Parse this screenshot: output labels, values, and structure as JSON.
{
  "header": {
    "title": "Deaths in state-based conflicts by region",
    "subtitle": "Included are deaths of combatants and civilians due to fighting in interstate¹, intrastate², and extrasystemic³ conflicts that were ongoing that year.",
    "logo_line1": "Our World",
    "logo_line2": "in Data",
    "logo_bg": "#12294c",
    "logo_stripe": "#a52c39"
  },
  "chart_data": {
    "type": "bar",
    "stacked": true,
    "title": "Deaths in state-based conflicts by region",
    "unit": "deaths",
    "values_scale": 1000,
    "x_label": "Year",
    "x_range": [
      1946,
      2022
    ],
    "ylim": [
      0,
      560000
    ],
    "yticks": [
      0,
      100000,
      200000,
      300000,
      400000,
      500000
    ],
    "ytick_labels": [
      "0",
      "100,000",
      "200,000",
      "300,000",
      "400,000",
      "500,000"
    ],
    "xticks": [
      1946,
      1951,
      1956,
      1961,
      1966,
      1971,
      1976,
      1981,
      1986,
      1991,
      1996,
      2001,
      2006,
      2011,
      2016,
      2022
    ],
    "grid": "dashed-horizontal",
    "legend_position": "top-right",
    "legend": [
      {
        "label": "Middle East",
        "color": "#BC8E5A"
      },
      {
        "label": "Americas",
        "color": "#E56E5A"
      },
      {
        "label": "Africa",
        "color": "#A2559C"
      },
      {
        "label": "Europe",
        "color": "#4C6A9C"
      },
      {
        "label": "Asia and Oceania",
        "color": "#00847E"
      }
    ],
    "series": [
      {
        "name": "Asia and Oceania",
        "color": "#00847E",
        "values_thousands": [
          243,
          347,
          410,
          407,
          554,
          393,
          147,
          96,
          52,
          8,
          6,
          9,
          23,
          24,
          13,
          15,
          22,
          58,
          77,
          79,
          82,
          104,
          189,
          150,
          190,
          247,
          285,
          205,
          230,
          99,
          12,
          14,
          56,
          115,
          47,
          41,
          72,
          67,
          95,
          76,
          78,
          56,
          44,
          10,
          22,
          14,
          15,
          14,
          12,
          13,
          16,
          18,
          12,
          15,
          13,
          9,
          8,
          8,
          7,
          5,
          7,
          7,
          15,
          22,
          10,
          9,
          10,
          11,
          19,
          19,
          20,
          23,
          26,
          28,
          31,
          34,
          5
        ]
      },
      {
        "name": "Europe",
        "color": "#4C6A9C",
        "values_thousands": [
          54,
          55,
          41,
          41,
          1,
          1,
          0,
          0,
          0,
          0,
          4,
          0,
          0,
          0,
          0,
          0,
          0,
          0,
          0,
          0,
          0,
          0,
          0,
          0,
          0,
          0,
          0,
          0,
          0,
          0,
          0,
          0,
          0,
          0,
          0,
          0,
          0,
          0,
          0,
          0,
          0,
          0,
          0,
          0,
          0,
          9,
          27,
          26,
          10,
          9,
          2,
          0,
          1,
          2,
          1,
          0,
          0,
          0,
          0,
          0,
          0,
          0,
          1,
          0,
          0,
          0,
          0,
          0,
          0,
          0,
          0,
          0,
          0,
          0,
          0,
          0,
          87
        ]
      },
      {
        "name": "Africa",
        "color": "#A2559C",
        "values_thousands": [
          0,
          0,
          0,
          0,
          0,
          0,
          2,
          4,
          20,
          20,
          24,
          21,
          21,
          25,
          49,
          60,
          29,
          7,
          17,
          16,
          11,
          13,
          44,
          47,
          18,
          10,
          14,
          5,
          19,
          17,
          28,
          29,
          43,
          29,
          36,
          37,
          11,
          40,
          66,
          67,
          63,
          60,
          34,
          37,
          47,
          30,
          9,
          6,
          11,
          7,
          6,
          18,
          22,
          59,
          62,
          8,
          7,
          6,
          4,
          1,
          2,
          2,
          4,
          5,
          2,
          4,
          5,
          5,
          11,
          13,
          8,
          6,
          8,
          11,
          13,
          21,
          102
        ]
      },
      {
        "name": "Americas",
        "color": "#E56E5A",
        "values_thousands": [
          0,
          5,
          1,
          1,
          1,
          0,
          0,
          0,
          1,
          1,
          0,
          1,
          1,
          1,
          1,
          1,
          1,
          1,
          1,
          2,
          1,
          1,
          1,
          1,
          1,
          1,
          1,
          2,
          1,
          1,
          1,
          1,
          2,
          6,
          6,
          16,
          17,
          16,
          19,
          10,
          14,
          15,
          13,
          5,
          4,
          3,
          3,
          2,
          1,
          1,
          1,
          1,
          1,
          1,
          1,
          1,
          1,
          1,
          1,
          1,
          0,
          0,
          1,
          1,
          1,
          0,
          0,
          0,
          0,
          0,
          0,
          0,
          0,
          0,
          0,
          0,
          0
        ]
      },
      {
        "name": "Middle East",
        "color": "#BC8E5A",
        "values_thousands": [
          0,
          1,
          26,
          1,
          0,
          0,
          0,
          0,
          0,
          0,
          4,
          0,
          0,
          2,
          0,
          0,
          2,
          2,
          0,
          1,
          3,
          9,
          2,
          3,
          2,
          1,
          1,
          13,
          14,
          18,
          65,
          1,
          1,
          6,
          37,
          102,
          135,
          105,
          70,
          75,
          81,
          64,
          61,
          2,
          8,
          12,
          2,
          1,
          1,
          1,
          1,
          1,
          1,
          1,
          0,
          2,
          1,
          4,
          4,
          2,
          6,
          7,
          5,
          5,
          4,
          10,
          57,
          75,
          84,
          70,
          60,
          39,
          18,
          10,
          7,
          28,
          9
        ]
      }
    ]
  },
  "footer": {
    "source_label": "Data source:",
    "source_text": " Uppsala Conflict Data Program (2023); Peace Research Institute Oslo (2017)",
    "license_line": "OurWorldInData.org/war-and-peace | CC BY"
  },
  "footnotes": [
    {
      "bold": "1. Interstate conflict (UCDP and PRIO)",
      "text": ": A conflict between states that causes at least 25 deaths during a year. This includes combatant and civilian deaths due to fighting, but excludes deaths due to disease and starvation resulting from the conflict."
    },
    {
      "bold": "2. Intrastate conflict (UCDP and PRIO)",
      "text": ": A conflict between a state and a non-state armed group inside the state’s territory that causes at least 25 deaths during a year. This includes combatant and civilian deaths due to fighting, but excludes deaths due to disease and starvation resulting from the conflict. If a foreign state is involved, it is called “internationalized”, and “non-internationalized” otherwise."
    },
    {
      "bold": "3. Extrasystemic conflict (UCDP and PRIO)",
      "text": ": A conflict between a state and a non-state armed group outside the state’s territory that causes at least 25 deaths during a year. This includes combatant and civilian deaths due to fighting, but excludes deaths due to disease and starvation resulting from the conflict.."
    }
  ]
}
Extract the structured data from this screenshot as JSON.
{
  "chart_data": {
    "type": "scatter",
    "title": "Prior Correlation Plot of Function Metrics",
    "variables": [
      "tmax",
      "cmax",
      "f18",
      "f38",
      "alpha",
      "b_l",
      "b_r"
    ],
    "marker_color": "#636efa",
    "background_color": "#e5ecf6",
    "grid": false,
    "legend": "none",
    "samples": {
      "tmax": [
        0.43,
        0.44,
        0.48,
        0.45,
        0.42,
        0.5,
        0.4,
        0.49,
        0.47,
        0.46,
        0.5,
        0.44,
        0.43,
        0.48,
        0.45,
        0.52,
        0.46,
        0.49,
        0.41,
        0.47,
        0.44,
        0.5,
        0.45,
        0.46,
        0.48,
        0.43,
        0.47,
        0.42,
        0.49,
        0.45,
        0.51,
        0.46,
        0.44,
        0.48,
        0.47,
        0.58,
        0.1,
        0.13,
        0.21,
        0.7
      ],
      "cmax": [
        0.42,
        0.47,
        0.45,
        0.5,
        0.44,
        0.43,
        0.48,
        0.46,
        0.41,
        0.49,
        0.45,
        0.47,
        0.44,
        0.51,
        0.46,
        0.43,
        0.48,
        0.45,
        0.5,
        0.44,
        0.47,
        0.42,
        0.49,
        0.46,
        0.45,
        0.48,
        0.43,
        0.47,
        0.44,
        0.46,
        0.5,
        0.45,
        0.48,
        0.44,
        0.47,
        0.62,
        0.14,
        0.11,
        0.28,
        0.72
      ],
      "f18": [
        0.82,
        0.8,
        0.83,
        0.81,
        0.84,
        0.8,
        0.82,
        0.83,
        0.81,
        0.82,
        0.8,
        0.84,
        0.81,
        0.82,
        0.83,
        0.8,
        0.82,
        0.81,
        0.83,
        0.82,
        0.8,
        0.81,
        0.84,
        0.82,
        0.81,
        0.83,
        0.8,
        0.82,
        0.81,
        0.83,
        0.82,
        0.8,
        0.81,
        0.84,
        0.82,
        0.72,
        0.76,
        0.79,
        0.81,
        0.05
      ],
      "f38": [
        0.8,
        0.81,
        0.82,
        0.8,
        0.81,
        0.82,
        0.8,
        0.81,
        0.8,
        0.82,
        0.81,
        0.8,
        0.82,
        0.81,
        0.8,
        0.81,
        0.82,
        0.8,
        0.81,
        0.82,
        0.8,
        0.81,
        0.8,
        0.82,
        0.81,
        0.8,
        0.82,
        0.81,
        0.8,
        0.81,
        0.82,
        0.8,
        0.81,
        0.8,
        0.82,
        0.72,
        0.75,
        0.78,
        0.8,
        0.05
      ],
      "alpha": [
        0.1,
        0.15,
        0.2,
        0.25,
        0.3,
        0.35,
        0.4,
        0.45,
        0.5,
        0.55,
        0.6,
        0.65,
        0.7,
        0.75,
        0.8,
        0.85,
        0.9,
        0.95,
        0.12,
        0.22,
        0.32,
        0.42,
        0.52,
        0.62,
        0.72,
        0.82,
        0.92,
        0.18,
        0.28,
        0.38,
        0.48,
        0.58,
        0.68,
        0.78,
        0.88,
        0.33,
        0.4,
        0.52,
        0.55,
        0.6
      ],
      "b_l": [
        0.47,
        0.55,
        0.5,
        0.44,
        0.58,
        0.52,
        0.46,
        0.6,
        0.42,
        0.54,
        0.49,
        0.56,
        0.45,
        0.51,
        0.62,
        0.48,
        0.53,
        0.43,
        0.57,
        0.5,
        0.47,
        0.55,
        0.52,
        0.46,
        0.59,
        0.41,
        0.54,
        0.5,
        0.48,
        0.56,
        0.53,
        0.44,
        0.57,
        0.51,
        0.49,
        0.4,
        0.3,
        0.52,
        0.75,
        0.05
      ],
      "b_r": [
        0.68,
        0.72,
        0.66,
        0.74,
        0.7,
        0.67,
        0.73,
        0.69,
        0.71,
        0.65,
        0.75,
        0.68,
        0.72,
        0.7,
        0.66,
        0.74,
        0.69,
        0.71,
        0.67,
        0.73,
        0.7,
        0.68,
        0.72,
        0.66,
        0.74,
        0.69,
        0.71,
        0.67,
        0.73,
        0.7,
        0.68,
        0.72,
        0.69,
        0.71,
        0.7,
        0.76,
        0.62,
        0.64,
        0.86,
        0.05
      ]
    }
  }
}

★ ★ ★ ★ ★

Task statement -> Search the data for the string "bold". List each line that has it.

Solution to this task ->
      "bold": "1. Interstate conflict (UCDP and PRIO)",
      "bold": "2. Intrastate conflict (UCDP and PRIO)",
      "bold": "3. Extrasystemic conflict (UCDP and PRIO)",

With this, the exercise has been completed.